• SET TASK:
State the number of lines, and only that number, in which the word "What" appears.

(Data tied to figure images)

** start **

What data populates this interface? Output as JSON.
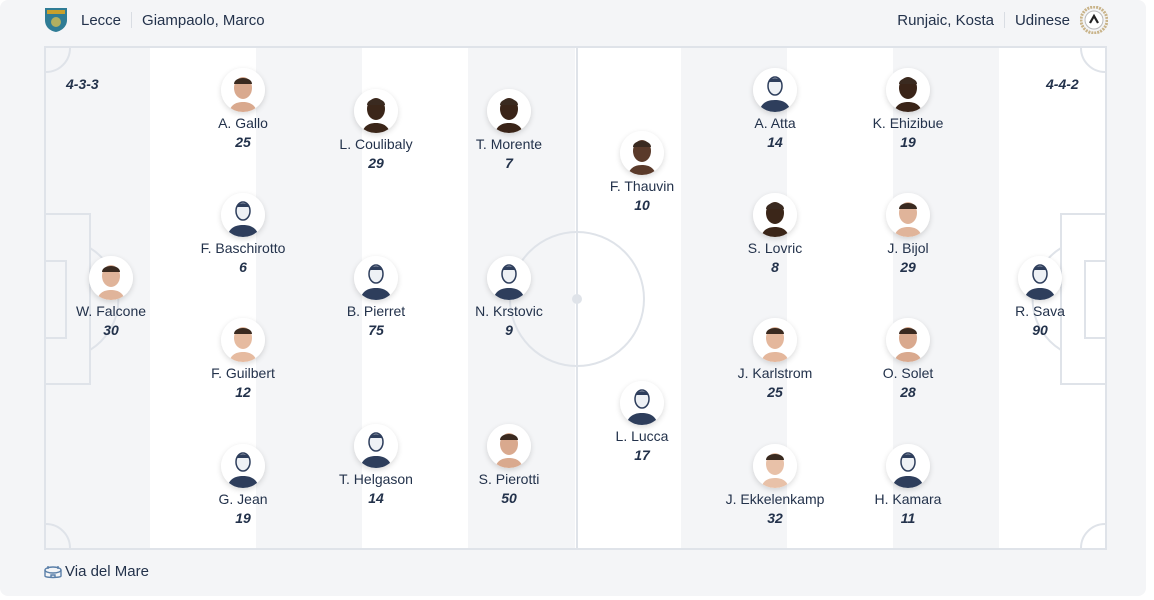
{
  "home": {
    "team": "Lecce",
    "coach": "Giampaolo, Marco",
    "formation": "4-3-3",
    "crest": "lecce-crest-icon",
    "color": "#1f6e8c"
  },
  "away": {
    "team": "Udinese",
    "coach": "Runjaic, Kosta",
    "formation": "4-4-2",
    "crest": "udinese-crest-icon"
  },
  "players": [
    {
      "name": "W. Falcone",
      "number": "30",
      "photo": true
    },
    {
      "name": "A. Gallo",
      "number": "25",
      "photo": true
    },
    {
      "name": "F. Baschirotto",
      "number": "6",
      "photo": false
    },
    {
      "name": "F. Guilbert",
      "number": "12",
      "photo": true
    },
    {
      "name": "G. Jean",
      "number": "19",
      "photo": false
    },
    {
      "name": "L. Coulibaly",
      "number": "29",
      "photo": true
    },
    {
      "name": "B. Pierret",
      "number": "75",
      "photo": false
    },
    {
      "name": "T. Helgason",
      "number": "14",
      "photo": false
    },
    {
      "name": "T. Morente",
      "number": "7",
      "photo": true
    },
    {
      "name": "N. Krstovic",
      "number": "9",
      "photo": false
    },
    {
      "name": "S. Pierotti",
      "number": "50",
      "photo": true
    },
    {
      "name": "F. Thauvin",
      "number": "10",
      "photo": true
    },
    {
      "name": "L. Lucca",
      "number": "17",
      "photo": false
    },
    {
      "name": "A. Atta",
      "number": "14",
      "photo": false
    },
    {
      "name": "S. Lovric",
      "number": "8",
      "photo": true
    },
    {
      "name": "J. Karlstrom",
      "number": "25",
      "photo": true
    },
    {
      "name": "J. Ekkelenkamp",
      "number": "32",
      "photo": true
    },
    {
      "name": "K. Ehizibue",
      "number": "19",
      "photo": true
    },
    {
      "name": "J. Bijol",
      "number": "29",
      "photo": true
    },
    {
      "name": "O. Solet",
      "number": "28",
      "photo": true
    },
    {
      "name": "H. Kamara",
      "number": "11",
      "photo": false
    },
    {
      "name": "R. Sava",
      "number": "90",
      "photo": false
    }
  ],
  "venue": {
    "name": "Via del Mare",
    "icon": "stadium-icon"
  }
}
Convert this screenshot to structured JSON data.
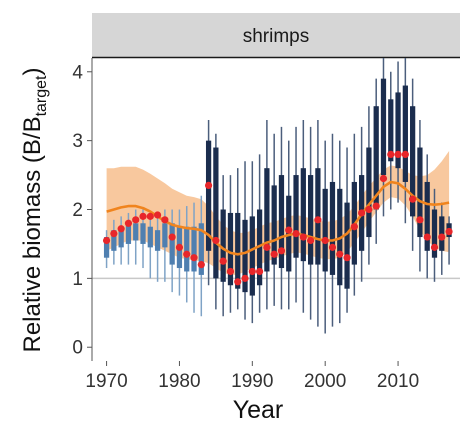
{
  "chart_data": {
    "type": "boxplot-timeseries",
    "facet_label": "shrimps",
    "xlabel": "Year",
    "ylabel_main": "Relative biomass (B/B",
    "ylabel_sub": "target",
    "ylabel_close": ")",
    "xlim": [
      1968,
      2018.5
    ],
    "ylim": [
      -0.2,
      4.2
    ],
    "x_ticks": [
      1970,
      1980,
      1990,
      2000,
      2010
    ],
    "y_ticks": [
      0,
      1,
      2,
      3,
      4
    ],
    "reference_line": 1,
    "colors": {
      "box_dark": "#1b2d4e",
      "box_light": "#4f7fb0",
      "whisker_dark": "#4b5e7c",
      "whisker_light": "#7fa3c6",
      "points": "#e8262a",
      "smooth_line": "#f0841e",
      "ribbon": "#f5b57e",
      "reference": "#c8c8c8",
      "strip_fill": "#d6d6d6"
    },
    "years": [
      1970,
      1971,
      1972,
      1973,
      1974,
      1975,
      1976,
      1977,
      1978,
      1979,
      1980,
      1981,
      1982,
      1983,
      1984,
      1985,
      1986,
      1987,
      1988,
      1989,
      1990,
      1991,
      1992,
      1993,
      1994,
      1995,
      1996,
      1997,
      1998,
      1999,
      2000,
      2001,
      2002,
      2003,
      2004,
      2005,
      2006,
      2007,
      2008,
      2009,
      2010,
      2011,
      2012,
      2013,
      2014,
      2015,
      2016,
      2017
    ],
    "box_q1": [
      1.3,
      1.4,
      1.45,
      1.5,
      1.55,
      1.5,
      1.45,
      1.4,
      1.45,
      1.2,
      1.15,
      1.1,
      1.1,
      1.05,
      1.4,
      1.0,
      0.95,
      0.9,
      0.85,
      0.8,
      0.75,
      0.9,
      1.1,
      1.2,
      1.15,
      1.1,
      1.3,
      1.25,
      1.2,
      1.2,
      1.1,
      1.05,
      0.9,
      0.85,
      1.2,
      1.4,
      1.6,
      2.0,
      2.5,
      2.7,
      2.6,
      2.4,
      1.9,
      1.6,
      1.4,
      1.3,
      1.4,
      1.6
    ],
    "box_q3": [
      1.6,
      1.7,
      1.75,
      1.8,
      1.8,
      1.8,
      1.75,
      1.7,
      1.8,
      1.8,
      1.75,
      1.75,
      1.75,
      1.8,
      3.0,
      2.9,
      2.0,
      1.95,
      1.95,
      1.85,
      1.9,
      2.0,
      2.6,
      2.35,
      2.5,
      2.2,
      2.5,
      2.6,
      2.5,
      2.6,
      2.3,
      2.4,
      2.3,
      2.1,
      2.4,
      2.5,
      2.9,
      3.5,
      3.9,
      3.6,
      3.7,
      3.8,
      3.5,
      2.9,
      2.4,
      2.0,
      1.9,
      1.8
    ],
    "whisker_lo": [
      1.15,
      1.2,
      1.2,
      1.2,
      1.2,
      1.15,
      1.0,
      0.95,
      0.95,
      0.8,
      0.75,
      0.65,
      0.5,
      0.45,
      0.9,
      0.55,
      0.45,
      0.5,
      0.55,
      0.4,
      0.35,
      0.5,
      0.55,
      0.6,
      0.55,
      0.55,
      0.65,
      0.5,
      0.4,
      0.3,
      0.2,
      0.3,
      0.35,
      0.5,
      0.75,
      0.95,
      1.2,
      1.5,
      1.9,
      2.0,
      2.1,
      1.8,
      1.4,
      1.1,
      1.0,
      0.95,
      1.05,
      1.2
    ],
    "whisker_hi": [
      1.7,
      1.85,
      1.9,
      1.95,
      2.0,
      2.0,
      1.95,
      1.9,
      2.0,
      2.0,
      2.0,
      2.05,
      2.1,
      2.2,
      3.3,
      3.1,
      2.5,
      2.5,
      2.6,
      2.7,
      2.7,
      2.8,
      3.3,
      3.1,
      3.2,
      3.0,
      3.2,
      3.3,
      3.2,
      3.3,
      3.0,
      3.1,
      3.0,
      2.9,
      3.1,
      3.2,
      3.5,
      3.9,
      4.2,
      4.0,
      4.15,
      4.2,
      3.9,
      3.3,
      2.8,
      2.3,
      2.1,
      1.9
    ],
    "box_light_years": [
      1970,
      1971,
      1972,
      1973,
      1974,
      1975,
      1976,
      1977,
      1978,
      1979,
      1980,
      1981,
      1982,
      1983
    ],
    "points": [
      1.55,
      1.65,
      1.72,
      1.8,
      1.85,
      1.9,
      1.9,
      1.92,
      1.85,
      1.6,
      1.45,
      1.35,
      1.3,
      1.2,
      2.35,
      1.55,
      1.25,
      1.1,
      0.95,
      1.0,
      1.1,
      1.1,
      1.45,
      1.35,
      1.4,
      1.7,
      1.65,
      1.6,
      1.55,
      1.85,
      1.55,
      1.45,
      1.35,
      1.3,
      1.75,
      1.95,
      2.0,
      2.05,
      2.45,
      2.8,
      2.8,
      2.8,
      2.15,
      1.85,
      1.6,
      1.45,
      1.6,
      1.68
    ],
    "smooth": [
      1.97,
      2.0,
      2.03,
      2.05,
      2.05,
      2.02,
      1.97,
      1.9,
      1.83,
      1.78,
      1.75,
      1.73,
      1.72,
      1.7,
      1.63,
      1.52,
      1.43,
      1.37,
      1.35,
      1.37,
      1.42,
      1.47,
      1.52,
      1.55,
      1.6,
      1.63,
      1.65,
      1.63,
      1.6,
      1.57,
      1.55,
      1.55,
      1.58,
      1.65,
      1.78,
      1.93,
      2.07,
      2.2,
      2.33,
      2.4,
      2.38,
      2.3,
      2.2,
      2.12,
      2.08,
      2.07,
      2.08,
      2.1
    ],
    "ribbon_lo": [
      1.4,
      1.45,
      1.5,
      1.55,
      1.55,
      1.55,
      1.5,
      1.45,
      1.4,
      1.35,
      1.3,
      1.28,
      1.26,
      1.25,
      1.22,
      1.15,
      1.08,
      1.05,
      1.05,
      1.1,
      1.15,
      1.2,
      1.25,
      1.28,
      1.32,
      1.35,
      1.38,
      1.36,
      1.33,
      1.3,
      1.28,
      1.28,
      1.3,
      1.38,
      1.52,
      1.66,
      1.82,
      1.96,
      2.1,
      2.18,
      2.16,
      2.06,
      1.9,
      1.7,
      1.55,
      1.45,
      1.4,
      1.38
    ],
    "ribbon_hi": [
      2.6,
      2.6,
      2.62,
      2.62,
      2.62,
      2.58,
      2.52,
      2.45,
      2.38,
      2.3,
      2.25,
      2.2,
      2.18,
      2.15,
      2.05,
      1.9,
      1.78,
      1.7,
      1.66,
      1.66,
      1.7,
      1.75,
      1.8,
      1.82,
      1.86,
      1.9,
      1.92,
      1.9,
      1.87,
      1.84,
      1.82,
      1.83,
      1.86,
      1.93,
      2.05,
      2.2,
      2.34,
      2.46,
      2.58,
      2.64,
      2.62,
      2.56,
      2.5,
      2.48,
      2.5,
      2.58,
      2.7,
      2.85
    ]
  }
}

** end **
** start **

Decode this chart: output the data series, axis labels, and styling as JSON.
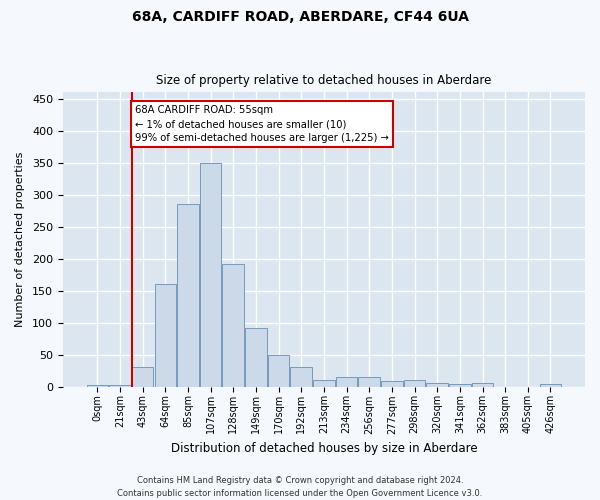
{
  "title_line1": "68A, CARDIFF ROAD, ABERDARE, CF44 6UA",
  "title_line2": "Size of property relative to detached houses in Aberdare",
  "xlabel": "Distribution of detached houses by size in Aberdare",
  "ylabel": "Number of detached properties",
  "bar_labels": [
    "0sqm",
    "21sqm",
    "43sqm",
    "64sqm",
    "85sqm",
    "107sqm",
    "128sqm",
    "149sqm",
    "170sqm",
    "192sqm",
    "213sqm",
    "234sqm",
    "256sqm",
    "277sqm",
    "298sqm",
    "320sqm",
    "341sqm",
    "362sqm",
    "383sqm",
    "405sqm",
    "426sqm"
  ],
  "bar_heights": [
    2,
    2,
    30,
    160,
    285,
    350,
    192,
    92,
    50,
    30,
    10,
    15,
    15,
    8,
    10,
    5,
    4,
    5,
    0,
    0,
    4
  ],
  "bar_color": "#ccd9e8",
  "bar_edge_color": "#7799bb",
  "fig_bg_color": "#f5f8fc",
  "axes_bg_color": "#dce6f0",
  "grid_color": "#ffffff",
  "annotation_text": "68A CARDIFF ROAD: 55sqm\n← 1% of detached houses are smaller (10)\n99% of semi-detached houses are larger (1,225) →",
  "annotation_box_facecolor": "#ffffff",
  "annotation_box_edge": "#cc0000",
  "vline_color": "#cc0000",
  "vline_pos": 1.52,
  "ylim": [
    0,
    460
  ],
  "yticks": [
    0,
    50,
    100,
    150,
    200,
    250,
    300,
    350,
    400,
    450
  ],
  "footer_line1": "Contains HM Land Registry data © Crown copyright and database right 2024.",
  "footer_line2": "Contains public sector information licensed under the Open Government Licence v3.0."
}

** end **
** start **

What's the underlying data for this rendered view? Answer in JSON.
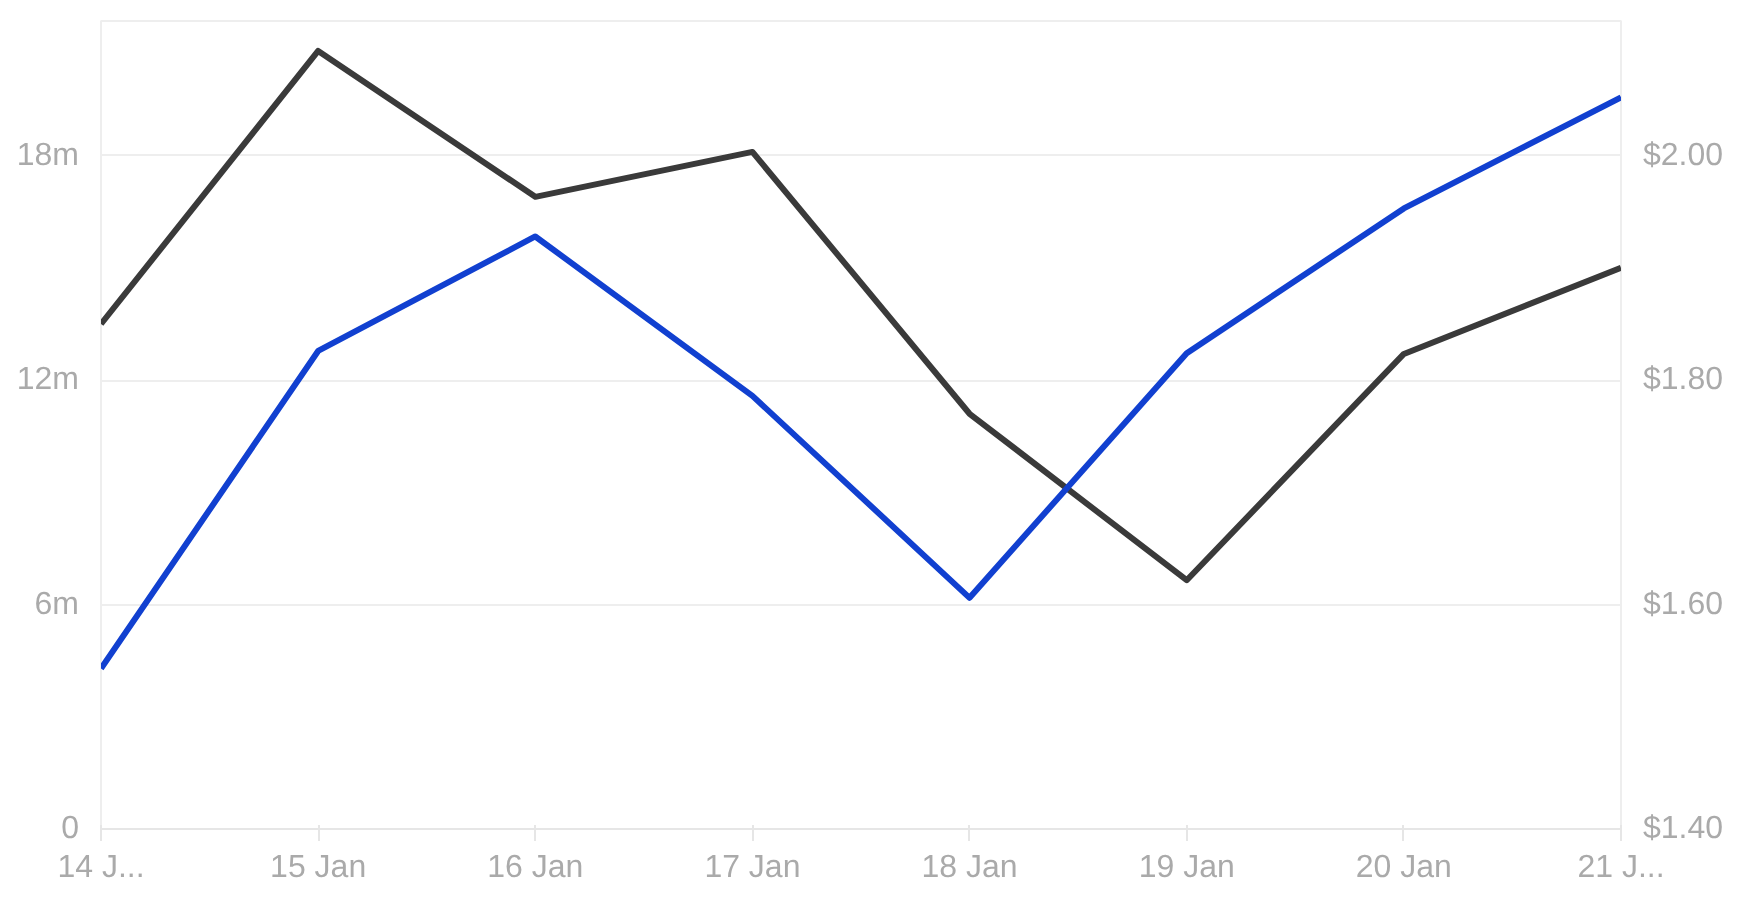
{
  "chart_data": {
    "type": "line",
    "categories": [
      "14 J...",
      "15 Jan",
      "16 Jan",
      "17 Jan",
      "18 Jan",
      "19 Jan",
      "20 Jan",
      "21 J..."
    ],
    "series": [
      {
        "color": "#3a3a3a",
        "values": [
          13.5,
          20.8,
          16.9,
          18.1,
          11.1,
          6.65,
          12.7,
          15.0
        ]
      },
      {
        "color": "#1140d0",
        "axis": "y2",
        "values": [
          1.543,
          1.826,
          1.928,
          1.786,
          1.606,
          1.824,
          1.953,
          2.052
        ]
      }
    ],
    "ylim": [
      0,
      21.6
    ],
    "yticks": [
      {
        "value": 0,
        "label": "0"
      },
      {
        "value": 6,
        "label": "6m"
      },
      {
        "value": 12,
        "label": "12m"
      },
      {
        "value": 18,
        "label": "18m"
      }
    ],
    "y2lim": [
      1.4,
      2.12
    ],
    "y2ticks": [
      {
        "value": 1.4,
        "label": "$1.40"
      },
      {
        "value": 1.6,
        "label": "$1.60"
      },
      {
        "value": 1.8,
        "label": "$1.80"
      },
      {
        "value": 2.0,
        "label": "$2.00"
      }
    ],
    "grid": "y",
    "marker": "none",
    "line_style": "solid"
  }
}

** end **

• RESULT:
2